Start of EXTRACTED MATERIAL

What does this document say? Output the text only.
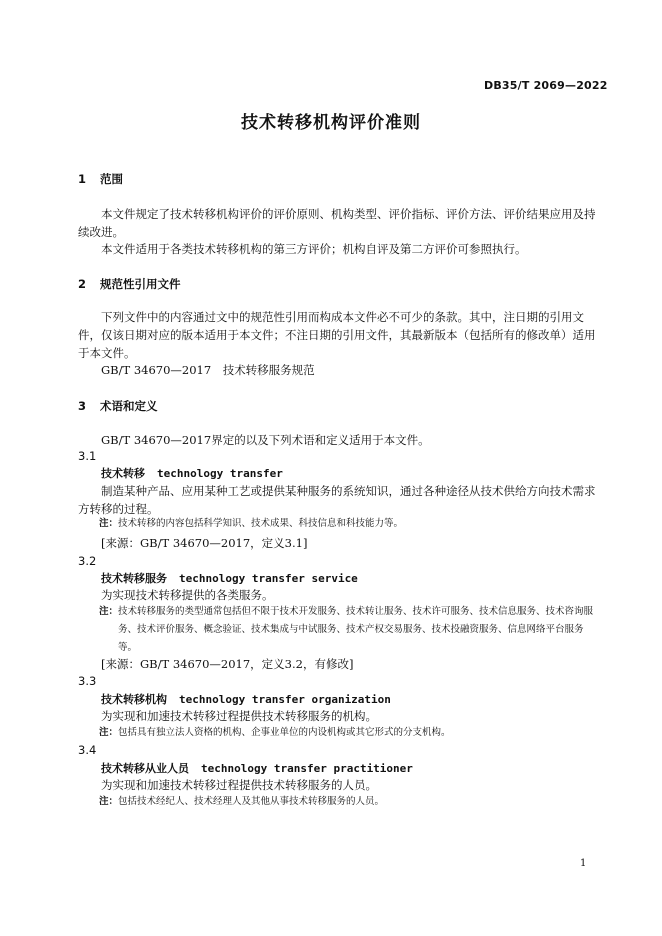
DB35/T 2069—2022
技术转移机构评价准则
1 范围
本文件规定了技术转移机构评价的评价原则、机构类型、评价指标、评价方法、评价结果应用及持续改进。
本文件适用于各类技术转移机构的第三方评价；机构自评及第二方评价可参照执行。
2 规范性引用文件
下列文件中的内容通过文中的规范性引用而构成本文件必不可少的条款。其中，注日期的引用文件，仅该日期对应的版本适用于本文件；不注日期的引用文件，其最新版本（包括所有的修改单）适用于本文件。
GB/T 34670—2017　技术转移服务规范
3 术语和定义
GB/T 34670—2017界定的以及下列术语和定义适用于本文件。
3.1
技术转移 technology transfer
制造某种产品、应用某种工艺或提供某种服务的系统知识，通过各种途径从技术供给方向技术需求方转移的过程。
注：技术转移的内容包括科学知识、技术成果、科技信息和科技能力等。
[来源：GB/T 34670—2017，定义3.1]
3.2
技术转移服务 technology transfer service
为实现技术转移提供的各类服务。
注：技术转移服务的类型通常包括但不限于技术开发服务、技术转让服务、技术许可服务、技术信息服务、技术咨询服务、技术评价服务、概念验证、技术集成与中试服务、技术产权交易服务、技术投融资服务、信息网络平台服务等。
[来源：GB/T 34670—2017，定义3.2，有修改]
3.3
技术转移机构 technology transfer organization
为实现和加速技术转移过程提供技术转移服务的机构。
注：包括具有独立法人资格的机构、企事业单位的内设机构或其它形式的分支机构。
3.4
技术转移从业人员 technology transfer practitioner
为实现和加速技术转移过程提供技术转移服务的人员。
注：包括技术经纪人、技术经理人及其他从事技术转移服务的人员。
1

End of EXTRACTED MATERIAL

TASK BRIEF: Repeat everything in the records precisely. Images are excluded from the copy.

ANSWER TO THIS PROBLEM:
What does this document say? Output the text only.
DB35/T 2069—2022
技术转移机构评价准则
1 范围
本文件规定了技术转移机构评价的评价原则、机构类型、评价指标、评价方法、评价结果应用及持续改进。
本文件适用于各类技术转移机构的第三方评价；机构自评及第二方评价可参照执行。
2 规范性引用文件
下列文件中的内容通过文中的规范性引用而构成本文件必不可少的条款。其中，注日期的引用文件，仅该日期对应的版本适用于本文件；不注日期的引用文件，其最新版本（包括所有的修改单）适用于本文件。
GB/T 34670—2017　技术转移服务规范
3 术语和定义
GB/T 34670—2017界定的以及下列术语和定义适用于本文件。
3.1
技术转移 technology transfer
制造某种产品、应用某种工艺或提供某种服务的系统知识，通过各种途径从技术供给方向技术需求方转移的过程。
注：技术转移的内容包括科学知识、技术成果、科技信息和科技能力等。
[来源：GB/T 34670—2017，定义3.1]
3.2
技术转移服务 technology transfer service
为实现技术转移提供的各类服务。
注：技术转移服务的类型通常包括但不限于技术开发服务、技术转让服务、技术许可服务、技术信息服务、技术咨询服务、技术评价服务、概念验证、技术集成与中试服务、技术产权交易服务、技术投融资服务、信息网络平台服务等。
[来源：GB/T 34670—2017，定义3.2，有修改]
3.3
技术转移机构 technology transfer organization
为实现和加速技术转移过程提供技术转移服务的机构。
注：包括具有独立法人资格的机构、企事业单位的内设机构或其它形式的分支机构。
3.4
技术转移从业人员 technology transfer practitioner
为实现和加速技术转移过程提供技术转移服务的人员。
注：包括技术经纪人、技术经理人及其他从事技术转移服务的人员。
1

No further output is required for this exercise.